* **Goal of the exercise**:
Repeat the listing exactly as given, omitting every image.

## START

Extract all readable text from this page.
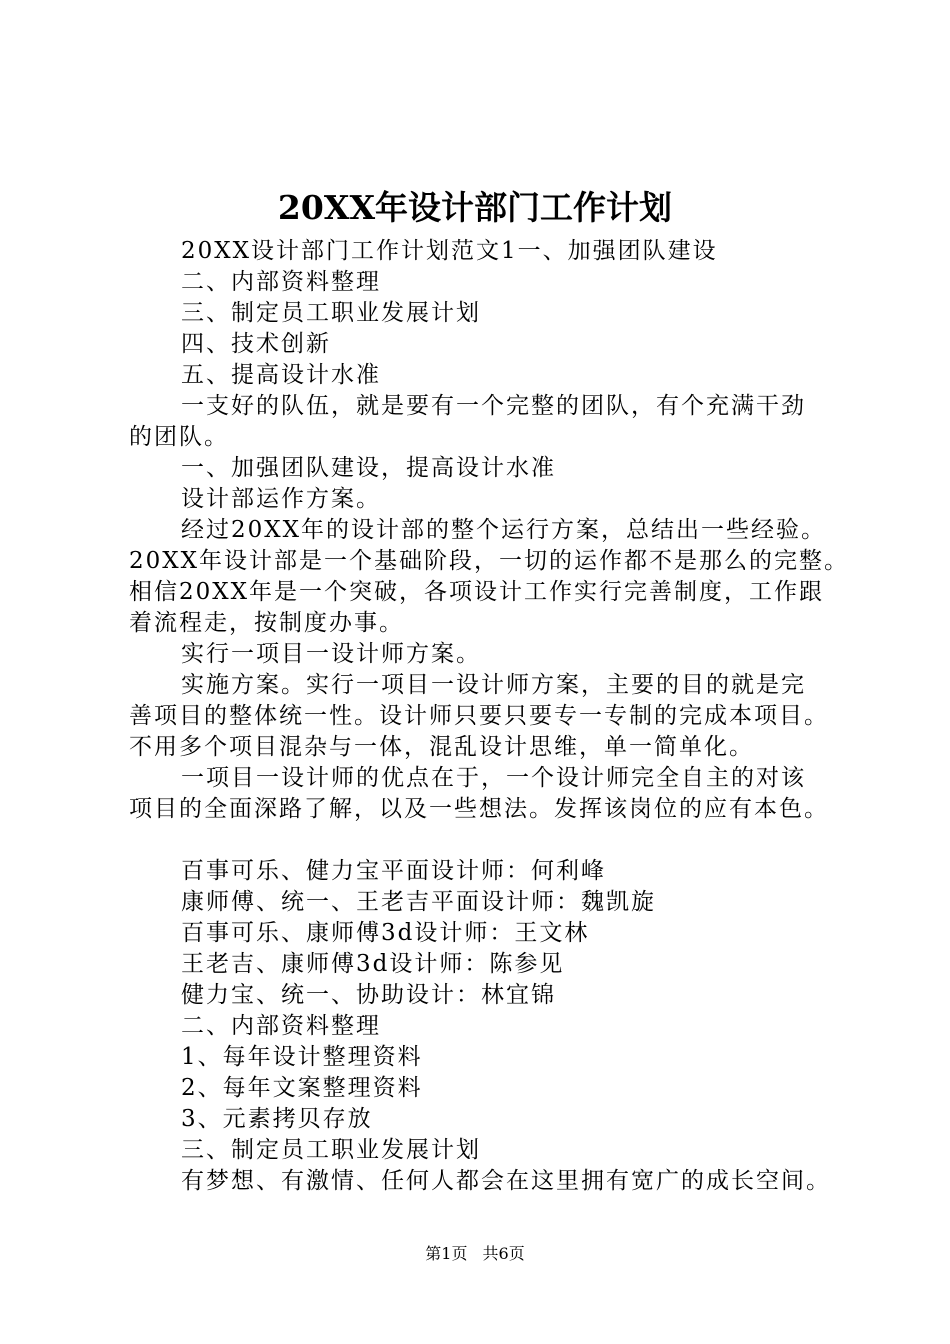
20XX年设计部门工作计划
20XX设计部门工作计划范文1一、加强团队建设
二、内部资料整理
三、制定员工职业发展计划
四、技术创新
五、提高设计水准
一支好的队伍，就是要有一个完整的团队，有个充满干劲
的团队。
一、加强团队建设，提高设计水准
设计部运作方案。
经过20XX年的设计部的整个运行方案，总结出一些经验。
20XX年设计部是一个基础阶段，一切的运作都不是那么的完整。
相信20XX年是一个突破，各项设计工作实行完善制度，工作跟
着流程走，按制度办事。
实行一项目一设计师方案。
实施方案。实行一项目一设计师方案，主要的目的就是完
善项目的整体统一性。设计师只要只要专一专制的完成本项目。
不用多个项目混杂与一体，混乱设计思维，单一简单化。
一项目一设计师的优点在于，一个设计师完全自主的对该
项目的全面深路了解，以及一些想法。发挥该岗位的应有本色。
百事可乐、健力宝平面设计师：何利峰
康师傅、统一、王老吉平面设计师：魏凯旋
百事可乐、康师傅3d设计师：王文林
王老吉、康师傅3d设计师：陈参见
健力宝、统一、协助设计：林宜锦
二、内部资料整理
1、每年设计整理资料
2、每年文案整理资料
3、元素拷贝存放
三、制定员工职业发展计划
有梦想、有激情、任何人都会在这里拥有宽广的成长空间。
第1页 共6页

## END

* **Task answer**:
Extract all readable text from this page.
20XX年设计部门工作计划
20XX设计部门工作计划范文1一、加强团队建设
二、内部资料整理
三、制定员工职业发展计划
四、技术创新
五、提高设计水准
一支好的队伍，就是要有一个完整的团队，有个充满干劲
的团队。
一、加强团队建设，提高设计水准
设计部运作方案。
经过20XX年的设计部的整个运行方案，总结出一些经验。
20XX年设计部是一个基础阶段，一切的运作都不是那么的完整。
相信20XX年是一个突破，各项设计工作实行完善制度，工作跟
着流程走，按制度办事。
实行一项目一设计师方案。
实施方案。实行一项目一设计师方案，主要的目的就是完
善项目的整体统一性。设计师只要只要专一专制的完成本项目。
不用多个项目混杂与一体，混乱设计思维，单一简单化。
一项目一设计师的优点在于，一个设计师完全自主的对该
项目的全面深路了解，以及一些想法。发挥该岗位的应有本色。
百事可乐、健力宝平面设计师：何利峰
康师傅、统一、王老吉平面设计师：魏凯旋
百事可乐、康师傅3d设计师：王文林
王老吉、康师傅3d设计师：陈参见
健力宝、统一、协助设计：林宜锦
二、内部资料整理
1、每年设计整理资料
2、每年文案整理资料
3、元素拷贝存放
三、制定员工职业发展计划
有梦想、有激情、任何人都会在这里拥有宽广的成长空间。
第1页 共6页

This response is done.